> **INSTRUCTION**
Send back all the data below, exactly as given.

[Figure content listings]
= = =

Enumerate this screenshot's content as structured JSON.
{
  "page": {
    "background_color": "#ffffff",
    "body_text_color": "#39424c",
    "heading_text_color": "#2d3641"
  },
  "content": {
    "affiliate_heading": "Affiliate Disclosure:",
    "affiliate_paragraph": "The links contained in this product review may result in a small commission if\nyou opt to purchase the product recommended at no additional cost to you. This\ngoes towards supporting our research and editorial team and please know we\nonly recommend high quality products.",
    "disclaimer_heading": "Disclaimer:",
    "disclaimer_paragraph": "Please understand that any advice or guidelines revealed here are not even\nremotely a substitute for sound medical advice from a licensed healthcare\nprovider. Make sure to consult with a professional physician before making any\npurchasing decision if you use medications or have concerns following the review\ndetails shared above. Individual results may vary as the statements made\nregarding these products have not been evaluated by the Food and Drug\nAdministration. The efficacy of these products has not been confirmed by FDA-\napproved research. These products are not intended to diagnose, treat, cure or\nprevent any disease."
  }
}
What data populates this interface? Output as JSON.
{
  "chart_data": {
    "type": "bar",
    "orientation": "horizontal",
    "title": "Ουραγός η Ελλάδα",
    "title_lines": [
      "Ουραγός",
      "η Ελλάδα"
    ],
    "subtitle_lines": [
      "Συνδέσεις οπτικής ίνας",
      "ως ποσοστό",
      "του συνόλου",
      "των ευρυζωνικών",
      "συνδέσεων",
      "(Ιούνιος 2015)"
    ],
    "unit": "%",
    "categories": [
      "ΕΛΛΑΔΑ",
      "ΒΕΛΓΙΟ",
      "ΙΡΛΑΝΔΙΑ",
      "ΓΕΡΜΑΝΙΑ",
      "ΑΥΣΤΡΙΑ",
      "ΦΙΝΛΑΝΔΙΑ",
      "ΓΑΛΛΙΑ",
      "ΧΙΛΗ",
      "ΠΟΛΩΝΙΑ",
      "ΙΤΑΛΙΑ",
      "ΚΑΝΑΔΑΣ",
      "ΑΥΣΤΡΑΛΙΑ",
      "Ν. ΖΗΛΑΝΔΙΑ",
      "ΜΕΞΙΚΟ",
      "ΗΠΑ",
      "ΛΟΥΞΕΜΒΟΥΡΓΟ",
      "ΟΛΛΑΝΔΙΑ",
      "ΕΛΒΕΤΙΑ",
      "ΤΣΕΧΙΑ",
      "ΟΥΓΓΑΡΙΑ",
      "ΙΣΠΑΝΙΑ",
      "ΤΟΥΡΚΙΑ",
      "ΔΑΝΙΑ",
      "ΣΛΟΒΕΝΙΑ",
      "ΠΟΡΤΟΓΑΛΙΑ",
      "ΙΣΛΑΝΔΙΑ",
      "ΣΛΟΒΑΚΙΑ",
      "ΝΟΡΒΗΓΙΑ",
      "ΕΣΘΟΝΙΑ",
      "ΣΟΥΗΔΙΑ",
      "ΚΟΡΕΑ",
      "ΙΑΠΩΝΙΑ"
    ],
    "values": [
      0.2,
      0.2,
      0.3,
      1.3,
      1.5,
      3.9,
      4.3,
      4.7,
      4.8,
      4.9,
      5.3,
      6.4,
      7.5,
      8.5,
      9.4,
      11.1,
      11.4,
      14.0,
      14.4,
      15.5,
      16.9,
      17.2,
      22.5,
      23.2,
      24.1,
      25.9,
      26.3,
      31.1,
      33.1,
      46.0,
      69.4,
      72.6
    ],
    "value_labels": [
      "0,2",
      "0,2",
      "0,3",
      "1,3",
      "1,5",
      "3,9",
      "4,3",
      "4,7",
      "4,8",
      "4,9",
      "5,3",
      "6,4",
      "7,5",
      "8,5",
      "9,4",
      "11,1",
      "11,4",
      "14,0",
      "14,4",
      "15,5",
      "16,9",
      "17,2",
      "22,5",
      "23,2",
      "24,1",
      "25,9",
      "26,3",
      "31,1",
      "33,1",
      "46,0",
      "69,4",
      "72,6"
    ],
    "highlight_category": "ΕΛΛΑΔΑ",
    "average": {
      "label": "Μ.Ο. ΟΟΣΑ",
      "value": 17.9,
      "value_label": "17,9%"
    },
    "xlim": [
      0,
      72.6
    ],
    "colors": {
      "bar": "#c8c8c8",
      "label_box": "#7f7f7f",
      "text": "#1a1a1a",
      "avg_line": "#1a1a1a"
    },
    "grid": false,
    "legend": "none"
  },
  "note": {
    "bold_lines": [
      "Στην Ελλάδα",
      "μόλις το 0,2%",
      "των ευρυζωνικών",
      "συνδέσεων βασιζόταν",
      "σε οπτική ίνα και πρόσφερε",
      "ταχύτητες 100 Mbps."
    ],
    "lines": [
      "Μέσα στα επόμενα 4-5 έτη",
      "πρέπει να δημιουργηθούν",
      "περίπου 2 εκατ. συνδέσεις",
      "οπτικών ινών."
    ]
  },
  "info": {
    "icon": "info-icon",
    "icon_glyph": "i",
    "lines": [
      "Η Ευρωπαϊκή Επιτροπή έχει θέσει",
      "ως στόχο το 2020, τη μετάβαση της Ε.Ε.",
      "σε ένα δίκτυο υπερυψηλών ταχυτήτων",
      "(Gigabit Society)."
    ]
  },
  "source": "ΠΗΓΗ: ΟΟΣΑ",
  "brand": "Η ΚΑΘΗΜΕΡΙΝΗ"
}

= = =

> **SOLUTION TO THE EXERCISE**
Enumerate this screenshot's content as structured JSON.
{
  "page": {
    "background_color": "#ffffff",
    "body_text_color": "#39424c",
    "heading_text_color": "#2d3641"
  },
  "content": {
    "affiliate_heading": "Affiliate Disclosure:",
    "affiliate_paragraph": "The links contained in this product review may result in a small commission if\nyou opt to purchase the product recommended at no additional cost to you. This\ngoes towards supporting our research and editorial team and please know we\nonly recommend high quality products.",
    "disclaimer_heading": "Disclaimer:",
    "disclaimer_paragraph": "Please understand that any advice or guidelines revealed here are not even\nremotely a substitute for sound medical advice from a licensed healthcare\nprovider. Make sure to consult with a professional physician before making any\npurchasing decision if you use medications or have concerns following the review\ndetails shared above. Individual results may vary as the statements made\nregarding these products have not been evaluated by the Food and Drug\nAdministration. The efficacy of these products has not been confirmed by FDA-\napproved research. These products are not intended to diagnose, treat, cure or\nprevent any disease."
  }
}
What data populates this interface? Output as JSON.
{
  "chart_data": {
    "type": "bar",
    "orientation": "horizontal",
    "title": "Ουραγός η Ελλάδα",
    "title_lines": [
      "Ουραγός",
      "η Ελλάδα"
    ],
    "subtitle_lines": [
      "Συνδέσεις οπτικής ίνας",
      "ως ποσοστό",
      "του συνόλου",
      "των ευρυζωνικών",
      "συνδέσεων",
      "(Ιούνιος 2015)"
    ],
    "unit": "%",
    "categories": [
      "ΕΛΛΑΔΑ",
      "ΒΕΛΓΙΟ",
      "ΙΡΛΑΝΔΙΑ",
      "ΓΕΡΜΑΝΙΑ",
      "ΑΥΣΤΡΙΑ",
      "ΦΙΝΛΑΝΔΙΑ",
      "ΓΑΛΛΙΑ",
      "ΧΙΛΗ",
      "ΠΟΛΩΝΙΑ",
      "ΙΤΑΛΙΑ",
      "ΚΑΝΑΔΑΣ",
      "ΑΥΣΤΡΑΛΙΑ",
      "Ν. ΖΗΛΑΝΔΙΑ",
      "ΜΕΞΙΚΟ",
      "ΗΠΑ",
      "ΛΟΥΞΕΜΒΟΥΡΓΟ",
      "ΟΛΛΑΝΔΙΑ",
      "ΕΛΒΕΤΙΑ",
      "ΤΣΕΧΙΑ",
      "ΟΥΓΓΑΡΙΑ",
      "ΙΣΠΑΝΙΑ",
      "ΤΟΥΡΚΙΑ",
      "ΔΑΝΙΑ",
      "ΣΛΟΒΕΝΙΑ",
      "ΠΟΡΤΟΓΑΛΙΑ",
      "ΙΣΛΑΝΔΙΑ",
      "ΣΛΟΒΑΚΙΑ",
      "ΝΟΡΒΗΓΙΑ",
      "ΕΣΘΟΝΙΑ",
      "ΣΟΥΗΔΙΑ",
      "ΚΟΡΕΑ",
      "ΙΑΠΩΝΙΑ"
    ],
    "values": [
      0.2,
      0.2,
      0.3,
      1.3,
      1.5,
      3.9,
      4.3,
      4.7,
      4.8,
      4.9,
      5.3,
      6.4,
      7.5,
      8.5,
      9.4,
      11.1,
      11.4,
      14.0,
      14.4,
      15.5,
      16.9,
      17.2,
      22.5,
      23.2,
      24.1,
      25.9,
      26.3,
      31.1,
      33.1,
      46.0,
      69.4,
      72.6
    ],
    "value_labels": [
      "0,2",
      "0,2",
      "0,3",
      "1,3",
      "1,5",
      "3,9",
      "4,3",
      "4,7",
      "4,8",
      "4,9",
      "5,3",
      "6,4",
      "7,5",
      "8,5",
      "9,4",
      "11,1",
      "11,4",
      "14,0",
      "14,4",
      "15,5",
      "16,9",
      "17,2",
      "22,5",
      "23,2",
      "24,1",
      "25,9",
      "26,3",
      "31,1",
      "33,1",
      "46,0",
      "69,4",
      "72,6"
    ],
    "highlight_category": "ΕΛΛΑΔΑ",
    "average": {
      "label": "Μ.Ο. ΟΟΣΑ",
      "value": 17.9,
      "value_label": "17,9%"
    },
    "xlim": [
      0,
      72.6
    ],
    "colors": {
      "bar": "#c8c8c8",
      "label_box": "#7f7f7f",
      "text": "#1a1a1a",
      "avg_line": "#1a1a1a"
    },
    "grid": false,
    "legend": "none"
  },
  "note": {
    "bold_lines": [
      "Στην Ελλάδα",
      "μόλις το 0,2%",
      "των ευρυζωνικών",
      "συνδέσεων βασιζόταν",
      "σε οπτική ίνα και πρόσφερε",
      "ταχύτητες 100 Mbps."
    ],
    "lines": [
      "Μέσα στα επόμενα 4-5 έτη",
      "πρέπει να δημιουργηθούν",
      "περίπου 2 εκατ. συνδέσεις",
      "οπτικών ινών."
    ]
  },
  "info": {
    "icon": "info-icon",
    "icon_glyph": "i",
    "lines": [
      "Η Ευρωπαϊκή Επιτροπή έχει θέσει",
      "ως στόχο το 2020, τη μετάβαση της Ε.Ε.",
      "σε ένα δίκτυο υπερυψηλών ταχυτήτων",
      "(Gigabit Society)."
    ]
  },
  "source": "ΠΗΓΗ: ΟΟΣΑ",
  "brand": "Η ΚΑΘΗΜΕΡΙΝΗ"
}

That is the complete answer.